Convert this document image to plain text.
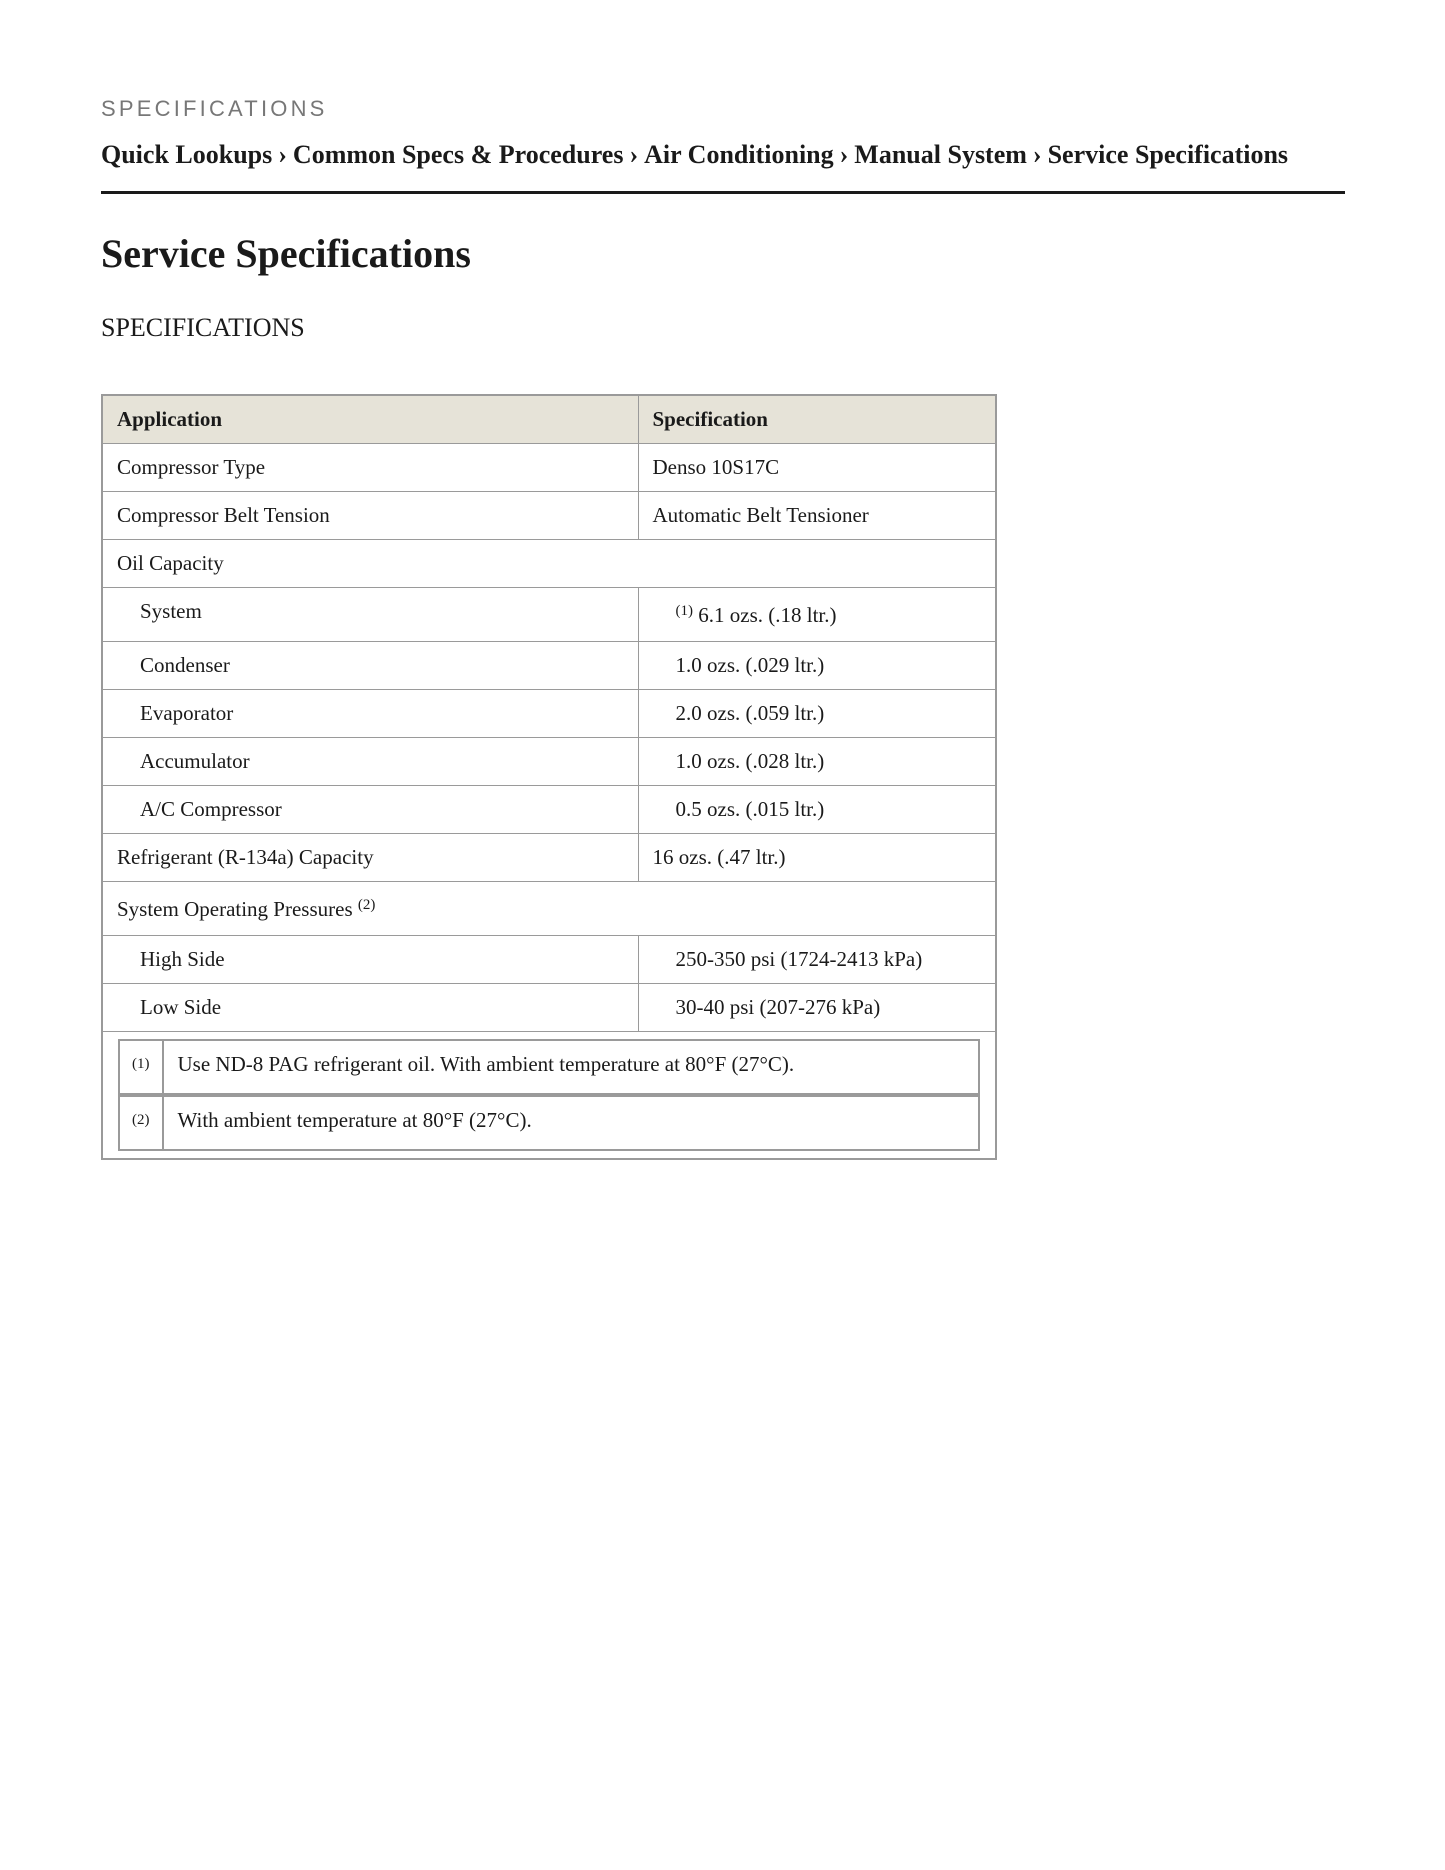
SPECIFICATIONS
Quick Lookups › Common Specs & Procedures › Air Conditioning › Manual System › Service Specifications
Service Specifications
SPECIFICATIONS
Application	Specification
Compressor Type	Denso 10S17C
Compressor Belt Tension	Automatic Belt Tensioner
Oil Capacity
System	$^{(1)}$ 6.1 ozs. (.18 ltr.)
Condenser	1.0 ozs. (.029 ltr.)
Evaporator	2.0 ozs. (.059 ltr.)
Accumulator	1.0 ozs. (.028 ltr.)
A/C Compressor	0.5 ozs. (.015 ltr.)
Refrigerant (R-134a) Capacity	16 ozs. (.47 ltr.)
System Operating Pressures $^{(2)}$
High Side	250-350 psi (1724-2413 kPa)
Low Side	30-40 psi (207-276 kPa)

(1)	Use ND-8 PAG refrigerant oil. With ambient temperature at 80°F (27°C).
(2)	With ambient temperature at 80°F (27°C).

_ _ _ _ _

## Work to do
Where does the word "temperature" appear? Return each line that holds it.

## Written solution
(1)	Use ND-8 PAG refrigerant oil. With ambient temperature at 80°F (27°C).
(2)	With ambient temperature at 80°F (27°C).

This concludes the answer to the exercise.